• Exercise data:
- - - - -

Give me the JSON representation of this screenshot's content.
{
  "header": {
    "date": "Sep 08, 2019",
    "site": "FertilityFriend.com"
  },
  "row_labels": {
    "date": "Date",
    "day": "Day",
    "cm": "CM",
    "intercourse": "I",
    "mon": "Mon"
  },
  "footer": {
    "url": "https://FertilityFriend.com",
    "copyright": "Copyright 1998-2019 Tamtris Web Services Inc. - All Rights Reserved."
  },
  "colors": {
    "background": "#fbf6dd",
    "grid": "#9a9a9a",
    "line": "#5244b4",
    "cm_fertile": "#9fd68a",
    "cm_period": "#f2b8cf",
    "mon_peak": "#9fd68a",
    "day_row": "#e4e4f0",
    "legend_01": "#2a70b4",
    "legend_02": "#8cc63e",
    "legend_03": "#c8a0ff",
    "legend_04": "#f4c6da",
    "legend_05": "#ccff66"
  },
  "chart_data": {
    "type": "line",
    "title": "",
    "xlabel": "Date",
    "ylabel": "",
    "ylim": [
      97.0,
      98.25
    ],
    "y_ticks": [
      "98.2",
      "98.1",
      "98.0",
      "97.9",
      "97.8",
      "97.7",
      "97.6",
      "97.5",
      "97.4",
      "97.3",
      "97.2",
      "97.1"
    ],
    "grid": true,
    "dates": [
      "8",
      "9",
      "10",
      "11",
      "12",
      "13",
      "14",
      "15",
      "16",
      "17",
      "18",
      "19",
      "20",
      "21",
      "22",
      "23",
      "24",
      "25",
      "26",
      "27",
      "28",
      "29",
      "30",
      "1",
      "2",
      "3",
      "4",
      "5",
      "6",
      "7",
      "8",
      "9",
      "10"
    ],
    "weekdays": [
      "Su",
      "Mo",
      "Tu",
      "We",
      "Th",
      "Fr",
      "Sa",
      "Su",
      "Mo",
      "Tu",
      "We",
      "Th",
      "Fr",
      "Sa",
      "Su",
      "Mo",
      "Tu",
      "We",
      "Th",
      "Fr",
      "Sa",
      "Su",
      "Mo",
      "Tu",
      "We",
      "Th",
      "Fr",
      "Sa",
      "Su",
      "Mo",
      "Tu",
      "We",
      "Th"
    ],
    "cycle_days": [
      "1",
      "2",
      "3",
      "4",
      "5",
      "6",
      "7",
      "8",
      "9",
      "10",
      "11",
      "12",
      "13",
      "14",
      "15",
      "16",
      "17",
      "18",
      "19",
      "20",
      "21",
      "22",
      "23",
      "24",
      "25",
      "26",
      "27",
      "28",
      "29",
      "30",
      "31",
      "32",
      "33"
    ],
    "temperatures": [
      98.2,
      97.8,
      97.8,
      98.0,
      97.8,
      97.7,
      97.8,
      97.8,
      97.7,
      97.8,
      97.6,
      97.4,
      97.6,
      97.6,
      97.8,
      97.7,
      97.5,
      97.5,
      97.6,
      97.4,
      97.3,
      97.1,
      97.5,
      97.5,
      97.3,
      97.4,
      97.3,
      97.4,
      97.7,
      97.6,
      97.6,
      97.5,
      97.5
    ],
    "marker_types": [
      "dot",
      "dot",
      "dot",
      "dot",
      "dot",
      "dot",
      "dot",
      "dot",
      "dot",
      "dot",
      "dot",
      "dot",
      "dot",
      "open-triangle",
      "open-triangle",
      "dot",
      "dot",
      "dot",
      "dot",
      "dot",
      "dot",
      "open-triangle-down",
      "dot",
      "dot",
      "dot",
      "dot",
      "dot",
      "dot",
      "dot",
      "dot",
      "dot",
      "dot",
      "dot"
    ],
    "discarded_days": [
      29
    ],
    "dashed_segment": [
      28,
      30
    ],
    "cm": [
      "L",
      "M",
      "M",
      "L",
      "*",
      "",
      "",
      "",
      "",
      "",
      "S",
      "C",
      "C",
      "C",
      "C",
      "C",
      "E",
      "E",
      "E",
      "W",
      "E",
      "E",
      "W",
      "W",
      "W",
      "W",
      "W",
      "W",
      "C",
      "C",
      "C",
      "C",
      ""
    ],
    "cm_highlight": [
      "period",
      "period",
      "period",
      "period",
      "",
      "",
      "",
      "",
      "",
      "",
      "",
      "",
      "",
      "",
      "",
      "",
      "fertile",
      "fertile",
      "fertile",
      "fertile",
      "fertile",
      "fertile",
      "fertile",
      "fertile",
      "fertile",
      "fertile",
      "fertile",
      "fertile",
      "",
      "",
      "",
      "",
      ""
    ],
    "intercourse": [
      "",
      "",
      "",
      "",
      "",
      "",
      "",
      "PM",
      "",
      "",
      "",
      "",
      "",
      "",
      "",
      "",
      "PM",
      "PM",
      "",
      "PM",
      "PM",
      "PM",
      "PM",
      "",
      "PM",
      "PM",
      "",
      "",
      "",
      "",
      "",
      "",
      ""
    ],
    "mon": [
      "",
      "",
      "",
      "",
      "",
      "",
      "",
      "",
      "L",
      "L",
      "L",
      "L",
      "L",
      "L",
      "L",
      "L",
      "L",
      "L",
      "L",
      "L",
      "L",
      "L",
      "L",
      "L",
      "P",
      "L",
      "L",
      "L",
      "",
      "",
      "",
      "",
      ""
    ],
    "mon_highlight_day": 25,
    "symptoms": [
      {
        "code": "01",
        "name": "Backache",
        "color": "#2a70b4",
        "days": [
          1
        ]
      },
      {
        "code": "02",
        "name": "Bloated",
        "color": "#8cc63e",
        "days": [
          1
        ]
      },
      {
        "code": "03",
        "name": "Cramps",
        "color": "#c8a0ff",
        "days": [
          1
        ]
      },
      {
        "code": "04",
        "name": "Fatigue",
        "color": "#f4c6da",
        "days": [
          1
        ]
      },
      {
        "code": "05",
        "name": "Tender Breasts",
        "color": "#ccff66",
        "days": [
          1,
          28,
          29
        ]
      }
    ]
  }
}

- - - - -

• Problem:
Write an exact transcription of every entry above.

• The completed task:
Give me the JSON representation of this screenshot's content.
{
  "header": {
    "date": "Sep 08, 2019",
    "site": "FertilityFriend.com"
  },
  "row_labels": {
    "date": "Date",
    "day": "Day",
    "cm": "CM",
    "intercourse": "I",
    "mon": "Mon"
  },
  "footer": {
    "url": "https://FertilityFriend.com",
    "copyright": "Copyright 1998-2019 Tamtris Web Services Inc. - All Rights Reserved."
  },
  "colors": {
    "background": "#fbf6dd",
    "grid": "#9a9a9a",
    "line": "#5244b4",
    "cm_fertile": "#9fd68a",
    "cm_period": "#f2b8cf",
    "mon_peak": "#9fd68a",
    "day_row": "#e4e4f0",
    "legend_01": "#2a70b4",
    "legend_02": "#8cc63e",
    "legend_03": "#c8a0ff",
    "legend_04": "#f4c6da",
    "legend_05": "#ccff66"
  },
  "chart_data": {
    "type": "line",
    "title": "",
    "xlabel": "Date",
    "ylabel": "",
    "ylim": [
      97.0,
      98.25
    ],
    "y_ticks": [
      "98.2",
      "98.1",
      "98.0",
      "97.9",
      "97.8",
      "97.7",
      "97.6",
      "97.5",
      "97.4",
      "97.3",
      "97.2",
      "97.1"
    ],
    "grid": true,
    "dates": [
      "8",
      "9",
      "10",
      "11",
      "12",
      "13",
      "14",
      "15",
      "16",
      "17",
      "18",
      "19",
      "20",
      "21",
      "22",
      "23",
      "24",
      "25",
      "26",
      "27",
      "28",
      "29",
      "30",
      "1",
      "2",
      "3",
      "4",
      "5",
      "6",
      "7",
      "8",
      "9",
      "10"
    ],
    "weekdays": [
      "Su",
      "Mo",
      "Tu",
      "We",
      "Th",
      "Fr",
      "Sa",
      "Su",
      "Mo",
      "Tu",
      "We",
      "Th",
      "Fr",
      "Sa",
      "Su",
      "Mo",
      "Tu",
      "We",
      "Th",
      "Fr",
      "Sa",
      "Su",
      "Mo",
      "Tu",
      "We",
      "Th",
      "Fr",
      "Sa",
      "Su",
      "Mo",
      "Tu",
      "We",
      "Th"
    ],
    "cycle_days": [
      "1",
      "2",
      "3",
      "4",
      "5",
      "6",
      "7",
      "8",
      "9",
      "10",
      "11",
      "12",
      "13",
      "14",
      "15",
      "16",
      "17",
      "18",
      "19",
      "20",
      "21",
      "22",
      "23",
      "24",
      "25",
      "26",
      "27",
      "28",
      "29",
      "30",
      "31",
      "32",
      "33"
    ],
    "temperatures": [
      98.2,
      97.8,
      97.8,
      98.0,
      97.8,
      97.7,
      97.8,
      97.8,
      97.7,
      97.8,
      97.6,
      97.4,
      97.6,
      97.6,
      97.8,
      97.7,
      97.5,
      97.5,
      97.6,
      97.4,
      97.3,
      97.1,
      97.5,
      97.5,
      97.3,
      97.4,
      97.3,
      97.4,
      97.7,
      97.6,
      97.6,
      97.5,
      97.5
    ],
    "marker_types": [
      "dot",
      "dot",
      "dot",
      "dot",
      "dot",
      "dot",
      "dot",
      "dot",
      "dot",
      "dot",
      "dot",
      "dot",
      "dot",
      "open-triangle",
      "open-triangle",
      "dot",
      "dot",
      "dot",
      "dot",
      "dot",
      "dot",
      "open-triangle-down",
      "dot",
      "dot",
      "dot",
      "dot",
      "dot",
      "dot",
      "dot",
      "dot",
      "dot",
      "dot",
      "dot"
    ],
    "discarded_days": [
      29
    ],
    "dashed_segment": [
      28,
      30
    ],
    "cm": [
      "L",
      "M",
      "M",
      "L",
      "*",
      "",
      "",
      "",
      "",
      "",
      "S",
      "C",
      "C",
      "C",
      "C",
      "C",
      "E",
      "E",
      "E",
      "W",
      "E",
      "E",
      "W",
      "W",
      "W",
      "W",
      "W",
      "W",
      "C",
      "C",
      "C",
      "C",
      ""
    ],
    "cm_highlight": [
      "period",
      "period",
      "period",
      "period",
      "",
      "",
      "",
      "",
      "",
      "",
      "",
      "",
      "",
      "",
      "",
      "",
      "fertile",
      "fertile",
      "fertile",
      "fertile",
      "fertile",
      "fertile",
      "fertile",
      "fertile",
      "fertile",
      "fertile",
      "fertile",
      "fertile",
      "",
      "",
      "",
      "",
      ""
    ],
    "intercourse": [
      "",
      "",
      "",
      "",
      "",
      "",
      "",
      "PM",
      "",
      "",
      "",
      "",
      "",
      "",
      "",
      "",
      "PM",
      "PM",
      "",
      "PM",
      "PM",
      "PM",
      "PM",
      "",
      "PM",
      "PM",
      "",
      "",
      "",
      "",
      "",
      "",
      ""
    ],
    "mon": [
      "",
      "",
      "",
      "",
      "",
      "",
      "",
      "",
      "L",
      "L",
      "L",
      "L",
      "L",
      "L",
      "L",
      "L",
      "L",
      "L",
      "L",
      "L",
      "L",
      "L",
      "L",
      "L",
      "P",
      "L",
      "L",
      "L",
      "",
      "",
      "",
      "",
      ""
    ],
    "mon_highlight_day": 25,
    "symptoms": [
      {
        "code": "01",
        "name": "Backache",
        "color": "#2a70b4",
        "days": [
          1
        ]
      },
      {
        "code": "02",
        "name": "Bloated",
        "color": "#8cc63e",
        "days": [
          1
        ]
      },
      {
        "code": "03",
        "name": "Cramps",
        "color": "#c8a0ff",
        "days": [
          1
        ]
      },
      {
        "code": "04",
        "name": "Fatigue",
        "color": "#f4c6da",
        "days": [
          1
        ]
      },
      {
        "code": "05",
        "name": "Tender Breasts",
        "color": "#ccff66",
        "days": [
          1,
          28,
          29
        ]
      }
    ]
  }
}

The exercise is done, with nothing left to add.